* Task goal
Among the entries below, find the lines with "text" and copy them.

* Provided material
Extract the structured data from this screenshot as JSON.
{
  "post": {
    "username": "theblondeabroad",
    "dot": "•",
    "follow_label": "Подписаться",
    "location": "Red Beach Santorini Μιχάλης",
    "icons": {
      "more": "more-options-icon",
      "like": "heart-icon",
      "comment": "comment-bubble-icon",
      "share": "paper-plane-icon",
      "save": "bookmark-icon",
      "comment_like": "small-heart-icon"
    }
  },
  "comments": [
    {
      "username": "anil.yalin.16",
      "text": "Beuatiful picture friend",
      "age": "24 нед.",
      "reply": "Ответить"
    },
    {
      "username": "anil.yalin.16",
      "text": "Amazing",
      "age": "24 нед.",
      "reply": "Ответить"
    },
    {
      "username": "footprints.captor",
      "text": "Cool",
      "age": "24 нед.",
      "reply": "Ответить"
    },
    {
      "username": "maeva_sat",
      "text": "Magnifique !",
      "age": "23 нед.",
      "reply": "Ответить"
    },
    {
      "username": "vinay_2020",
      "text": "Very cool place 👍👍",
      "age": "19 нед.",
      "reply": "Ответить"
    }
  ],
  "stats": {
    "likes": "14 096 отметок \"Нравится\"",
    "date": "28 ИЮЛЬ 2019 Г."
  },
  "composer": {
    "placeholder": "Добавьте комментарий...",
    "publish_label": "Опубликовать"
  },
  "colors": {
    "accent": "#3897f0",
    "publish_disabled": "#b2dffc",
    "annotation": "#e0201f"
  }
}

==

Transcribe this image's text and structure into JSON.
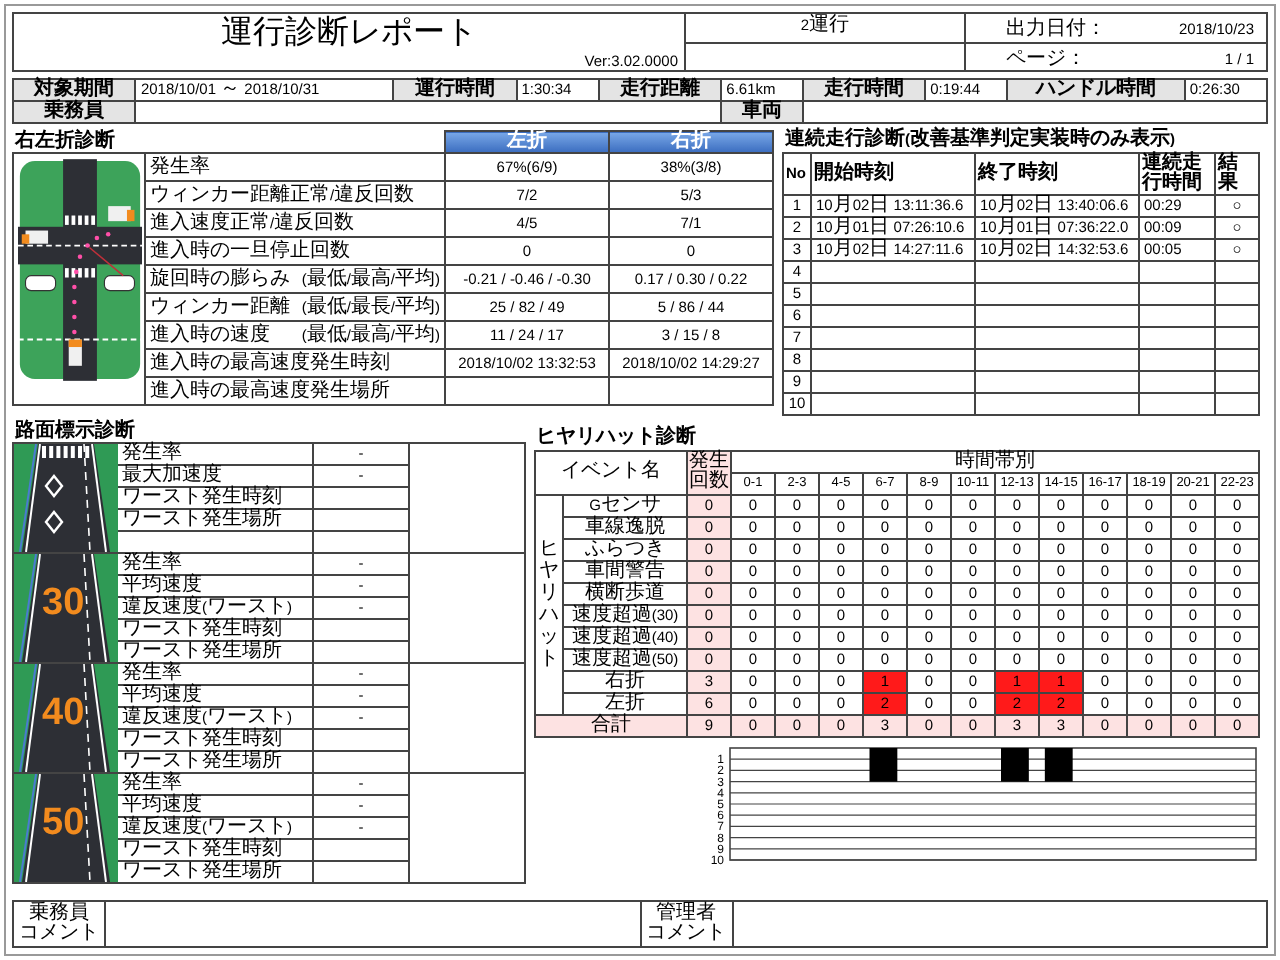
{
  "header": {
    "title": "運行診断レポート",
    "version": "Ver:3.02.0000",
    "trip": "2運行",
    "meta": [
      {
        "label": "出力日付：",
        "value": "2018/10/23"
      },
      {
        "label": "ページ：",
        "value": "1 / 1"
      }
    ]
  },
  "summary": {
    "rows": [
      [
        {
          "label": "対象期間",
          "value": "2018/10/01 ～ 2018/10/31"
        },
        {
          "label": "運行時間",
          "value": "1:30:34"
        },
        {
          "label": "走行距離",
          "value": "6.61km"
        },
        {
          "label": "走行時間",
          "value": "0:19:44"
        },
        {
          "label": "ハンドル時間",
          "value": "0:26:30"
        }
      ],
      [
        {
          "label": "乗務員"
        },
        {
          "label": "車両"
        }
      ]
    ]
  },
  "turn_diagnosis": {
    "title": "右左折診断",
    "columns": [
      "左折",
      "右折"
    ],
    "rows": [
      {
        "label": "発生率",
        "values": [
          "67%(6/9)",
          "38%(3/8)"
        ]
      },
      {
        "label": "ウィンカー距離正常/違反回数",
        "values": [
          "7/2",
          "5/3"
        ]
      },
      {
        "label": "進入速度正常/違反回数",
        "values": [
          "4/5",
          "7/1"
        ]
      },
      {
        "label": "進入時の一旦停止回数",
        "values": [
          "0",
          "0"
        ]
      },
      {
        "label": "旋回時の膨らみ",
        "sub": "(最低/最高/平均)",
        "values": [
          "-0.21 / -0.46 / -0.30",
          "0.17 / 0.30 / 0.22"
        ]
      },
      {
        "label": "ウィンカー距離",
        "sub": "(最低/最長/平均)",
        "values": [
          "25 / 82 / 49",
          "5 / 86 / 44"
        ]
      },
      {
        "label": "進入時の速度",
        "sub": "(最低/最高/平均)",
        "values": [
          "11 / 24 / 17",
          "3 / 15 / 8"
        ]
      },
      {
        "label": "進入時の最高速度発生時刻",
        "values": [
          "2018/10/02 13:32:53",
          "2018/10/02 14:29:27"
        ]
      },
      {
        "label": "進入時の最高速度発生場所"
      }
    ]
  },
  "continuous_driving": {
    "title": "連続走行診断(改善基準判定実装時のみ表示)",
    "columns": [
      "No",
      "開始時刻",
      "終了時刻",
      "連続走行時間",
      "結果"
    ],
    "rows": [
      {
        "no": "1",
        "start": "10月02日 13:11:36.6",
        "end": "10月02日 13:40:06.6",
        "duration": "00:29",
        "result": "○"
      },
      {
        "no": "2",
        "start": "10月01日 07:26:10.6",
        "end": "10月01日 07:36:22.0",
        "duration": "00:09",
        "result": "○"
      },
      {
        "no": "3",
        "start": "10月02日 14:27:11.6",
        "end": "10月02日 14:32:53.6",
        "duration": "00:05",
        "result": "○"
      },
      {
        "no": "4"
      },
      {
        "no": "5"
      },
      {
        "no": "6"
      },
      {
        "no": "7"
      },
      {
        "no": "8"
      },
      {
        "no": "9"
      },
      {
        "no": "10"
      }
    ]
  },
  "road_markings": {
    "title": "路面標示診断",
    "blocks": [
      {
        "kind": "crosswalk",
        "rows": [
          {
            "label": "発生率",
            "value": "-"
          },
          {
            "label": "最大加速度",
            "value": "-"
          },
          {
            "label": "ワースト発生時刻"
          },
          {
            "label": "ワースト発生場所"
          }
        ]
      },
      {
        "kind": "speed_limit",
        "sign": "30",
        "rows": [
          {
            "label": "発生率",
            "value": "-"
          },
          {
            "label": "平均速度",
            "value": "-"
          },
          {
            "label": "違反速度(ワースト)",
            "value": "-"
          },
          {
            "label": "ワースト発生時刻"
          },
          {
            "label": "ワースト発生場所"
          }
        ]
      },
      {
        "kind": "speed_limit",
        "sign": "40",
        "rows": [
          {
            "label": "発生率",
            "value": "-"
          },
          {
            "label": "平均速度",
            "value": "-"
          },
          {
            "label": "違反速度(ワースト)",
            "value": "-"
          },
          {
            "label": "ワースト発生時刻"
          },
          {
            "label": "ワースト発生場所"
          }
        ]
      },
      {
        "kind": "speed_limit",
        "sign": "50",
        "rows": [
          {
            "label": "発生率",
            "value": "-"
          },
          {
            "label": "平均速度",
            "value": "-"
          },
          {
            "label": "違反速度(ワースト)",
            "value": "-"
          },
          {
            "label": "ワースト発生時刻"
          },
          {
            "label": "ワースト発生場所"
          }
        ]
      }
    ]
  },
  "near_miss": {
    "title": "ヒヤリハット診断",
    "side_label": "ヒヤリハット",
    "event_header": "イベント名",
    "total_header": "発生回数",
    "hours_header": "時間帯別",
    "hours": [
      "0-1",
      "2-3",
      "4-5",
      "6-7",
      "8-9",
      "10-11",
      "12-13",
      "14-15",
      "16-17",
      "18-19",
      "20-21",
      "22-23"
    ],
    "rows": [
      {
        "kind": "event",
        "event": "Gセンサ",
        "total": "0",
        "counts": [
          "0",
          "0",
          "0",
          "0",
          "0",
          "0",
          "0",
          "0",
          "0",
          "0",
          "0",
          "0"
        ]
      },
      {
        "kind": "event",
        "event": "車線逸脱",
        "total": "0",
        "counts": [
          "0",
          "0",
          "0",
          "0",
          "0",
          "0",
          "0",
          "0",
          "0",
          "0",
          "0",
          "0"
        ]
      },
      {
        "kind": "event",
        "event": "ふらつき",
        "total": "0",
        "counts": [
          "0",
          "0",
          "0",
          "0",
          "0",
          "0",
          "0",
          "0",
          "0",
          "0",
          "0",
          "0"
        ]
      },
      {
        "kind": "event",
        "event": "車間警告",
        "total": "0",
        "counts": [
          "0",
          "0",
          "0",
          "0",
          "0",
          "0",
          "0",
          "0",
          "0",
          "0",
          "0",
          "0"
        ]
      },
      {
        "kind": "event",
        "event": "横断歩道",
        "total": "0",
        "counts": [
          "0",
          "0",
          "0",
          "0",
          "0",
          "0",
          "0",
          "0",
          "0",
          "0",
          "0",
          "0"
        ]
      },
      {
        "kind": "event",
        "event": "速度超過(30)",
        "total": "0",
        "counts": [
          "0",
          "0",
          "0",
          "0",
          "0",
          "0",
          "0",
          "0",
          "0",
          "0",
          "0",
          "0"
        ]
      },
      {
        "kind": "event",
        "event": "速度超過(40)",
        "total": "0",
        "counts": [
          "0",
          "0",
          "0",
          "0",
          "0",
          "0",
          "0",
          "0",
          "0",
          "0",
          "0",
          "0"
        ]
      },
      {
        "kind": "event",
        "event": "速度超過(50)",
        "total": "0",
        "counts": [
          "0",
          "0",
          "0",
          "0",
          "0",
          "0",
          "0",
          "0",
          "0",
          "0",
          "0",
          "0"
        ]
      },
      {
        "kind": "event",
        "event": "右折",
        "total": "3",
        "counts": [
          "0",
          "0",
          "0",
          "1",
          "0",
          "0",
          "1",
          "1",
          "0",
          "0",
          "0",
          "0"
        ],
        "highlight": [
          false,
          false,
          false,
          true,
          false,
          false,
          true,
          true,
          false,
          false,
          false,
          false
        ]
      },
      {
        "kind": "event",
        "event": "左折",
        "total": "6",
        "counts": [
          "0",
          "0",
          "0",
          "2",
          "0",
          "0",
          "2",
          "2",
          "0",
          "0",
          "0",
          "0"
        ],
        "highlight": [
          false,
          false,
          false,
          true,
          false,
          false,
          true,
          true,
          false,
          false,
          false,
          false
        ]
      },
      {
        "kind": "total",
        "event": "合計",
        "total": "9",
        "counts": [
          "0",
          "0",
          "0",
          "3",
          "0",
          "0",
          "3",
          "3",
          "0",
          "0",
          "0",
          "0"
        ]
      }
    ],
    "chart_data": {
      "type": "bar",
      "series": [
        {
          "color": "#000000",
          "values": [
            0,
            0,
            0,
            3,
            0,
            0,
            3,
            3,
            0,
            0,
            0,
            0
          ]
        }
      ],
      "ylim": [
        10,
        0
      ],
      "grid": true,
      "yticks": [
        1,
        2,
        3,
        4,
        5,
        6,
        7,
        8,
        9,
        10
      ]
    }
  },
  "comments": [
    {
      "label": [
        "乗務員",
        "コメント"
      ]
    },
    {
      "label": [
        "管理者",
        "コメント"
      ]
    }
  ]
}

* Solved exercise
      "text": "Beuatiful picture friend",
      "text": "Amazing",
      "text": "Cool",
      "text": "Magnifique !",
      "text": "Very cool place 👍👍",
Transcribe this image's text and structure into JSON.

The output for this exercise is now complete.